===== Data rows =====

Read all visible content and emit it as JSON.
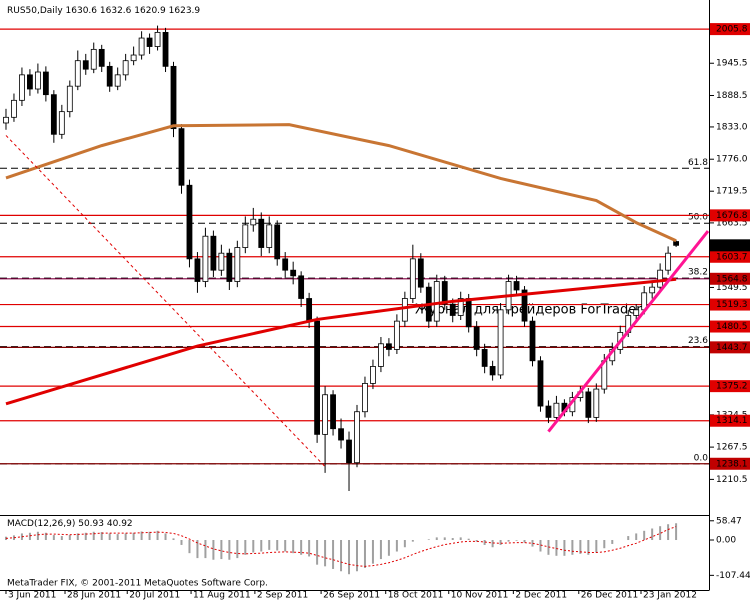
{
  "chart_data": {
    "type": "candlestick",
    "symbol": "RUS50,Daily",
    "watermark": "Журнал для трейдеров   ForTrader",
    "copyright": "MetaTrader FIX, © 2001-2011 MetaQuotes Software Corp.",
    "xlim": [
      -0.75,
      88.25
    ],
    "xticks": [
      {
        "value": 0,
        "label": "3 Jun 2011"
      },
      {
        "value": 7.4,
        "label": "28 Jun 2011"
      },
      {
        "value": 15.2,
        "label": "20 Jul 2011"
      },
      {
        "value": 23.2,
        "label": "11 Aug 2011"
      },
      {
        "value": 31.2,
        "label": "2 Sep 2011"
      },
      {
        "value": 39.5,
        "label": "26 Sep 2011"
      },
      {
        "value": 47.6,
        "label": "18 Oct 2011"
      },
      {
        "value": 55.5,
        "label": "10 Nov 2011"
      },
      {
        "value": 63.6,
        "label": "2 Dec 2011"
      },
      {
        "value": 71.8,
        "label": "26 Dec 2011"
      },
      {
        "value": 79.6,
        "label": "23 Jan 2012"
      }
    ],
    "ylim": [
      1147.6,
      2057.2
    ],
    "yticks": [
      1945.5,
      1888.5,
      {
        "value": 1833,
        "label": "1833.0"
      },
      {
        "value": 1776,
        "label": "1776.0"
      },
      1719.5,
      1663.5,
      1549.5,
      1324.5,
      1267.5,
      1210.5
    ],
    "up_color": "#ffffff",
    "down_color": "#000000",
    "candles": [
      [
        1840,
        1865,
        1828,
        1850
      ],
      [
        1850,
        1892,
        1842,
        1880
      ],
      [
        1880,
        1938,
        1870,
        1925
      ],
      [
        1925,
        1935,
        1888,
        1900
      ],
      [
        1900,
        1945,
        1892,
        1930
      ],
      [
        1930,
        1940,
        1878,
        1890
      ],
      [
        1890,
        1898,
        1805,
        1820
      ],
      [
        1820,
        1872,
        1812,
        1860
      ],
      [
        1860,
        1915,
        1850,
        1905
      ],
      [
        1905,
        1968,
        1898,
        1950
      ],
      [
        1950,
        1962,
        1925,
        1935
      ],
      [
        1935,
        1982,
        1928,
        1970
      ],
      [
        1970,
        1978,
        1930,
        1940
      ],
      [
        1940,
        1948,
        1895,
        1905
      ],
      [
        1905,
        1938,
        1898,
        1925
      ],
      [
        1925,
        1962,
        1915,
        1950
      ],
      [
        1950,
        1975,
        1942,
        1960
      ],
      [
        1960,
        2002,
        1952,
        1990
      ],
      [
        1990,
        1998,
        1962,
        1975
      ],
      [
        1975,
        2012,
        1968,
        2000
      ],
      [
        2000,
        2008,
        1930,
        1940
      ],
      [
        1940,
        1948,
        1815,
        1830
      ],
      [
        1830,
        1838,
        1715,
        1730
      ],
      [
        1730,
        1740,
        1585,
        1600
      ],
      [
        1600,
        1612,
        1540,
        1560
      ],
      [
        1560,
        1655,
        1550,
        1640
      ],
      [
        1640,
        1650,
        1568,
        1580
      ],
      [
        1580,
        1625,
        1570,
        1610
      ],
      [
        1610,
        1618,
        1545,
        1560
      ],
      [
        1560,
        1632,
        1550,
        1620
      ],
      [
        1620,
        1675,
        1610,
        1660
      ],
      [
        1660,
        1690,
        1648,
        1670
      ],
      [
        1670,
        1682,
        1605,
        1620
      ],
      [
        1620,
        1675,
        1610,
        1660
      ],
      [
        1660,
        1668,
        1588,
        1600
      ],
      [
        1600,
        1612,
        1565,
        1580
      ],
      [
        1580,
        1595,
        1555,
        1570
      ],
      [
        1570,
        1578,
        1515,
        1530
      ],
      [
        1530,
        1540,
        1478,
        1490
      ],
      [
        1490,
        1498,
        1275,
        1290
      ],
      [
        1290,
        1375,
        1222,
        1360
      ],
      [
        1360,
        1368,
        1288,
        1300
      ],
      [
        1300,
        1318,
        1265,
        1280
      ],
      [
        1280,
        1295,
        1190,
        1240
      ],
      [
        1240,
        1342,
        1232,
        1330
      ],
      [
        1330,
        1392,
        1320,
        1380
      ],
      [
        1380,
        1422,
        1370,
        1410
      ],
      [
        1410,
        1462,
        1400,
        1450
      ],
      [
        1450,
        1460,
        1428,
        1440
      ],
      [
        1440,
        1502,
        1432,
        1490
      ],
      [
        1490,
        1542,
        1480,
        1530
      ],
      [
        1530,
        1625,
        1522,
        1600
      ],
      [
        1600,
        1610,
        1540,
        1550
      ],
      [
        1550,
        1558,
        1478,
        1490
      ],
      [
        1490,
        1572,
        1480,
        1560
      ],
      [
        1560,
        1570,
        1510,
        1520
      ],
      [
        1520,
        1530,
        1488,
        1500
      ],
      [
        1500,
        1542,
        1492,
        1530
      ],
      [
        1530,
        1538,
        1470,
        1480
      ],
      [
        1480,
        1490,
        1428,
        1440
      ],
      [
        1440,
        1450,
        1398,
        1410
      ],
      [
        1410,
        1420,
        1385,
        1395
      ],
      [
        1395,
        1522,
        1388,
        1510
      ],
      [
        1510,
        1572,
        1502,
        1560
      ],
      [
        1560,
        1570,
        1535,
        1545
      ],
      [
        1545,
        1552,
        1480,
        1490
      ],
      [
        1490,
        1498,
        1410,
        1420
      ],
      [
        1420,
        1428,
        1330,
        1340
      ],
      [
        1340,
        1350,
        1310,
        1320
      ],
      [
        1320,
        1358,
        1312,
        1345
      ],
      [
        1345,
        1352,
        1322,
        1330
      ],
      [
        1330,
        1365,
        1322,
        1355
      ],
      [
        1355,
        1375,
        1348,
        1365
      ],
      [
        1365,
        1372,
        1310,
        1320
      ],
      [
        1320,
        1380,
        1312,
        1370
      ],
      [
        1370,
        1432,
        1362,
        1420
      ],
      [
        1420,
        1452,
        1412,
        1440
      ],
      [
        1440,
        1482,
        1432,
        1470
      ],
      [
        1470,
        1510,
        1462,
        1500
      ],
      [
        1500,
        1520,
        1490,
        1510
      ],
      [
        1510,
        1552,
        1502,
        1540
      ],
      [
        1540,
        1562,
        1530,
        1550
      ],
      [
        1550,
        1592,
        1542,
        1580
      ],
      [
        1580,
        1622,
        1572,
        1610
      ],
      [
        1630.6,
        1632.6,
        1620.9,
        1623.9
      ]
    ],
    "lines": [
      {
        "color": "#c87533",
        "style": "solid",
        "width": 3,
        "x": [
          0,
          12,
          21,
          35.5,
          48,
          62,
          74,
          79,
          84
        ],
        "values": [
          1743,
          1800,
          1835,
          1837,
          1800,
          1742,
          1703,
          1664,
          1632
        ]
      },
      {
        "color": "#e00000",
        "style": "solid",
        "width": 3,
        "x": [
          0,
          24,
          39,
          56,
          69,
          84
        ],
        "values": [
          1344,
          1446,
          1493,
          1525,
          1543,
          1564
        ]
      },
      {
        "color": "#e00000",
        "style": "dashed",
        "width": 1,
        "x": [
          0,
          40
        ],
        "values": [
          1818,
          1233
        ]
      },
      {
        "color": "#ff1493",
        "style": "solid",
        "width": 3,
        "x": [
          68,
          88
        ],
        "values": [
          1295,
          1649
        ]
      }
    ],
    "levels": [
      {
        "value": 2005.8,
        "color": "#e00000",
        "style": "solid"
      },
      {
        "value": 1676.8,
        "color": "#e00000",
        "style": "solid"
      },
      {
        "value": 1603.7,
        "color": "#e00000",
        "style": "solid"
      },
      {
        "value": 1564.8,
        "color": "#800040",
        "style": "solid"
      },
      {
        "value": 1519.3,
        "color": "#e00000",
        "style": "solid"
      },
      {
        "value": 1480.5,
        "color": "#e00000",
        "style": "solid"
      },
      {
        "value": 1443.7,
        "color": "#800000",
        "style": "solid"
      },
      {
        "value": 1375.2,
        "color": "#e00000",
        "style": "solid"
      },
      {
        "value": 1314.1,
        "color": "#e00000",
        "style": "solid"
      },
      {
        "value": 1238.1,
        "color": "#800000",
        "style": "solid"
      }
    ],
    "fibo_levels": [
      {
        "ratio": 61.8,
        "price": 1760
      },
      {
        "ratio": {
          "value": 50,
          "label": "50.0"
        },
        "price": 1663
      },
      {
        "ratio": 38.2,
        "price": 1566
      },
      {
        "ratio": 23.6,
        "price": 1445
      },
      {
        "ratio": {
          "value": 0,
          "label": "0.0"
        },
        "price": 1238
      }
    ],
    "indicator": {
      "name": "MACD(12,26,9)",
      "ylim": [
        -152,
        73
      ],
      "yticks": [
        58.47,
        {
          "value": 0,
          "label": "0.00"
        },
        -107.44
      ],
      "hist_color": "#a0a0a0",
      "signal_color": "#e00000",
      "macd": [
        10,
        14,
        20,
        22,
        25,
        22,
        15,
        12,
        15,
        20,
        22,
        25,
        24,
        20,
        18,
        20,
        22,
        26,
        25,
        28,
        20,
        5,
        -15,
        -40,
        -55,
        -55,
        -60,
        -58,
        -60,
        -55,
        -45,
        -38,
        -35,
        -30,
        -32,
        -35,
        -40,
        -45,
        -50,
        -75,
        -80,
        -88,
        -95,
        -104,
        -95,
        -85,
        -72,
        -58,
        -48,
        -35,
        -22,
        -5,
        0,
        2,
        8,
        8,
        6,
        8,
        4,
        -5,
        -15,
        -22,
        -15,
        -5,
        -2,
        -8,
        -20,
        -35,
        -45,
        -48,
        -48,
        -45,
        -42,
        -45,
        -38,
        -25,
        -12,
        0,
        12,
        20,
        28,
        35,
        42,
        48,
        50.93
      ],
      "signal": [
        5,
        7,
        10,
        13,
        16,
        18,
        18,
        17,
        16,
        17,
        18,
        19,
        21,
        21,
        21,
        21,
        21,
        22,
        23,
        24,
        23,
        20,
        13,
        3,
        -9,
        -18,
        -27,
        -33,
        -38,
        -41,
        -42,
        -41,
        -40,
        -38,
        -37,
        -36,
        -37,
        -38,
        -40,
        -47,
        -54,
        -60,
        -67,
        -74,
        -78,
        -80,
        -78,
        -74,
        -69,
        -62,
        -54,
        -44,
        -35,
        -27,
        -20,
        -14,
        -10,
        -6,
        -4,
        -4,
        -6,
        -9,
        -10,
        -9,
        -8,
        -8,
        -10,
        -15,
        -21,
        -26,
        -31,
        -34,
        -36,
        -38,
        -38,
        -36,
        -31,
        -25,
        -17,
        -10,
        0,
        10,
        20,
        32,
        40.92
      ]
    }
  }
}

=====

Tell how many lines in the records above contain "ratio", giving the number and no other words.

* Exercise answer *
5